**TASK PROMPT:** Each line that includes "series" counts once; give the total and nothing besides.

**MATERIAL SUPPLIED:**
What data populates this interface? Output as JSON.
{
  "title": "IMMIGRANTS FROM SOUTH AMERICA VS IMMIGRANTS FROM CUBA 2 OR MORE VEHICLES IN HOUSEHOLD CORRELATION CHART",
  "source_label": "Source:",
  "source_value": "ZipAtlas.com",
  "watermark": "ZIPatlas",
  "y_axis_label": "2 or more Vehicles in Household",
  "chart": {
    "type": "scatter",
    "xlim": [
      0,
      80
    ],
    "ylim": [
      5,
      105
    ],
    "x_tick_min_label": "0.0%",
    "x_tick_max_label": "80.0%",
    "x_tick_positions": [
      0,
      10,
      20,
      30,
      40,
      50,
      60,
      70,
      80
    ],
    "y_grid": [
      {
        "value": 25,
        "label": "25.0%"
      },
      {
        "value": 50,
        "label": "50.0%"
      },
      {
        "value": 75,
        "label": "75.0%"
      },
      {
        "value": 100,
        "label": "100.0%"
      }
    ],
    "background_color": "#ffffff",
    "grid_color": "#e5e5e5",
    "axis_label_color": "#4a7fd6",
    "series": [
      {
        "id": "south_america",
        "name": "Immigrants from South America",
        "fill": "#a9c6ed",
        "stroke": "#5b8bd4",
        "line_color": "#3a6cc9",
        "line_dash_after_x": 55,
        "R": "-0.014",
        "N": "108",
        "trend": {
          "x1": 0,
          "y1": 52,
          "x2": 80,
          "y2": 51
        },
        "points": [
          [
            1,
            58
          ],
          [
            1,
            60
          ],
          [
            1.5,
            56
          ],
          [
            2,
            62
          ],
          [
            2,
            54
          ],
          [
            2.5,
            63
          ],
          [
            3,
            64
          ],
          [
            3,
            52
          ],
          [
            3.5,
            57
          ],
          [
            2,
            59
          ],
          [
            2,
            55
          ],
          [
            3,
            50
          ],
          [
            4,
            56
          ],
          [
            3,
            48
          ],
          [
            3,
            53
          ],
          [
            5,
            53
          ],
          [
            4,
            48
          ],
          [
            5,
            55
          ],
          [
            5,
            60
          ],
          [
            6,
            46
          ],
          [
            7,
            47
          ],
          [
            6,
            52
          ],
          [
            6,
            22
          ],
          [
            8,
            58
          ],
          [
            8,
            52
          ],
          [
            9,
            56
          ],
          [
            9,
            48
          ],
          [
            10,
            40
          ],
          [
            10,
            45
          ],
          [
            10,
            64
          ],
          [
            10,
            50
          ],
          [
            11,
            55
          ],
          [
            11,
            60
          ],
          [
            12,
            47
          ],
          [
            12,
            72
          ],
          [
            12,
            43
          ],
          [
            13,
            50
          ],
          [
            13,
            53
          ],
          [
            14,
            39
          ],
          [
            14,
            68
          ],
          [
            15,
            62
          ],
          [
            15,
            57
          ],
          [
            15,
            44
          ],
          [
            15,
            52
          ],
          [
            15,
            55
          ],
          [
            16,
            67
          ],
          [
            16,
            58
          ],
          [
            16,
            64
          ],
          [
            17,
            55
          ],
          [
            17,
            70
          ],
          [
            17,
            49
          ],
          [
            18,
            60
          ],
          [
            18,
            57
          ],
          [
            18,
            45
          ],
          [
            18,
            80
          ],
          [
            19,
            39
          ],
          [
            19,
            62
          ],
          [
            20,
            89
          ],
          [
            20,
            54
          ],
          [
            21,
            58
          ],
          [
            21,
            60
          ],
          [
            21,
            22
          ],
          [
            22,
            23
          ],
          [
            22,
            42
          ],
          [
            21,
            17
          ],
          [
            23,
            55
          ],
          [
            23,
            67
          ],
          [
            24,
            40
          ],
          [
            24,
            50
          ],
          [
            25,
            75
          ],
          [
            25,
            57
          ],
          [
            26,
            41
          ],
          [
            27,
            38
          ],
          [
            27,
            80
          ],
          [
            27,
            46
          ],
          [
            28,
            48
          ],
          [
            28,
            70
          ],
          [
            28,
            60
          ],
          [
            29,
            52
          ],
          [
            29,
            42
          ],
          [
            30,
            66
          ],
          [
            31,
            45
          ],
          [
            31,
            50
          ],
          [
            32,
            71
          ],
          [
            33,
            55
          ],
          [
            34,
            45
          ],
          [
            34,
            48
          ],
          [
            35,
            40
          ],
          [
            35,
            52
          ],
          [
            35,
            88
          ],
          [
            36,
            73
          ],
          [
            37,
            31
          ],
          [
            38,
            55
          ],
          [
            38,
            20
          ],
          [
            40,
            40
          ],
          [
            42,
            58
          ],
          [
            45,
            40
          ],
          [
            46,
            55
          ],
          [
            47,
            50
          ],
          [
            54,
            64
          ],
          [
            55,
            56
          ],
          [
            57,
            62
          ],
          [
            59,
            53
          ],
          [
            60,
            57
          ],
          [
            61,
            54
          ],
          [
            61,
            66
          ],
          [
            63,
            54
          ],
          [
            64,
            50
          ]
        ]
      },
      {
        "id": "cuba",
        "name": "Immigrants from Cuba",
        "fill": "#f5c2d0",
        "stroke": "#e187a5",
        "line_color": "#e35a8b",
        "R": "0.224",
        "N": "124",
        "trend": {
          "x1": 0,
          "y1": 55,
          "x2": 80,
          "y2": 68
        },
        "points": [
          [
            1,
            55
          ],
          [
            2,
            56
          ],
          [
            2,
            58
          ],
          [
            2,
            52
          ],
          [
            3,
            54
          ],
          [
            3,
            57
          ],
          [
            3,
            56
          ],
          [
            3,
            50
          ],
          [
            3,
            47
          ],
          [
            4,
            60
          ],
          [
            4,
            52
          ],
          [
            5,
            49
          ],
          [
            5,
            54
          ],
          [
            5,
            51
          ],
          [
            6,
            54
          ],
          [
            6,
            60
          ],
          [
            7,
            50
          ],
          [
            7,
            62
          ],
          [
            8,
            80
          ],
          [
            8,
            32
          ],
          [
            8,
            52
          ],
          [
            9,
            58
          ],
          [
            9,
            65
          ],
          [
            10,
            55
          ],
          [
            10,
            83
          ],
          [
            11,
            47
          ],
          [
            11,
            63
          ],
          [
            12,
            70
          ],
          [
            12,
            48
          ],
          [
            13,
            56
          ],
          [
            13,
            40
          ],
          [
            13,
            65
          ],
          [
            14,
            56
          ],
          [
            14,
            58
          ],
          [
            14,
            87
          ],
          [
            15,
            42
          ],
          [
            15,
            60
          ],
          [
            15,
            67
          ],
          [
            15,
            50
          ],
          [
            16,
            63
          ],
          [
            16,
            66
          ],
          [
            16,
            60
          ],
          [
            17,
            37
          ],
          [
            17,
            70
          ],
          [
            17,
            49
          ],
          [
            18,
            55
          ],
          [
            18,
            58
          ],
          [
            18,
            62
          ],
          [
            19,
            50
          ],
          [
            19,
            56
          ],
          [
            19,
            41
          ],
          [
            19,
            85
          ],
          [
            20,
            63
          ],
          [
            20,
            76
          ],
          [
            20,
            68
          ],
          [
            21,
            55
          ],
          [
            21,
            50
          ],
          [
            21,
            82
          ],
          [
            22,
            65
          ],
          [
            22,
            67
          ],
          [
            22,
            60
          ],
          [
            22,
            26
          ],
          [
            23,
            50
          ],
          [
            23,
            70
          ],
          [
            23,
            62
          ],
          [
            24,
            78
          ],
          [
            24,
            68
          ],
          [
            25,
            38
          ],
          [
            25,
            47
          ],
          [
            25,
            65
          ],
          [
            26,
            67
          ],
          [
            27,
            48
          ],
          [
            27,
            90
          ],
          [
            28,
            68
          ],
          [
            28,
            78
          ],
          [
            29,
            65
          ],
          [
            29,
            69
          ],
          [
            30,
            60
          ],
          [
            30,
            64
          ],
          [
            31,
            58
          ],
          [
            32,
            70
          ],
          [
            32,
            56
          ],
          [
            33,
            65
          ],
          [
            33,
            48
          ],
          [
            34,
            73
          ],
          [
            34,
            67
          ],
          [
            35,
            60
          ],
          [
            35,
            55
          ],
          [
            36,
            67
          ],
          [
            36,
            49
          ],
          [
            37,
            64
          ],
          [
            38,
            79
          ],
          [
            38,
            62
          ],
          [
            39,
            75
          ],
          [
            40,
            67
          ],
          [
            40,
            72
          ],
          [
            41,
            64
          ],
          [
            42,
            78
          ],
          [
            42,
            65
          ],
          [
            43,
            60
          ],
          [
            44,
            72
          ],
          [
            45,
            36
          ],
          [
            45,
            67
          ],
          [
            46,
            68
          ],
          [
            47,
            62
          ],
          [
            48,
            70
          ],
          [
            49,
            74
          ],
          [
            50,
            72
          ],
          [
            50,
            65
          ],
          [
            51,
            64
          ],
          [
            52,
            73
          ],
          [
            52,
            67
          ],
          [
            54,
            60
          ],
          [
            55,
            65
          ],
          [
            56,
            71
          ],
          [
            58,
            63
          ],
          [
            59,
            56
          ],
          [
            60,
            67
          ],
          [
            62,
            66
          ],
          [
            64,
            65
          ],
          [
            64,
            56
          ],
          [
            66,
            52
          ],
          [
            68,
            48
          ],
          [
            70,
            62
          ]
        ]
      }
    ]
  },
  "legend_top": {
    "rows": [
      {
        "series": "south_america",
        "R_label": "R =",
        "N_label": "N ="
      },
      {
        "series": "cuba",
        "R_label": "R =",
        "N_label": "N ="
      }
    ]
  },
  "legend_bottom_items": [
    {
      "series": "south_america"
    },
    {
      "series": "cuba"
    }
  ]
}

**CORRECT RESPONSE:** 5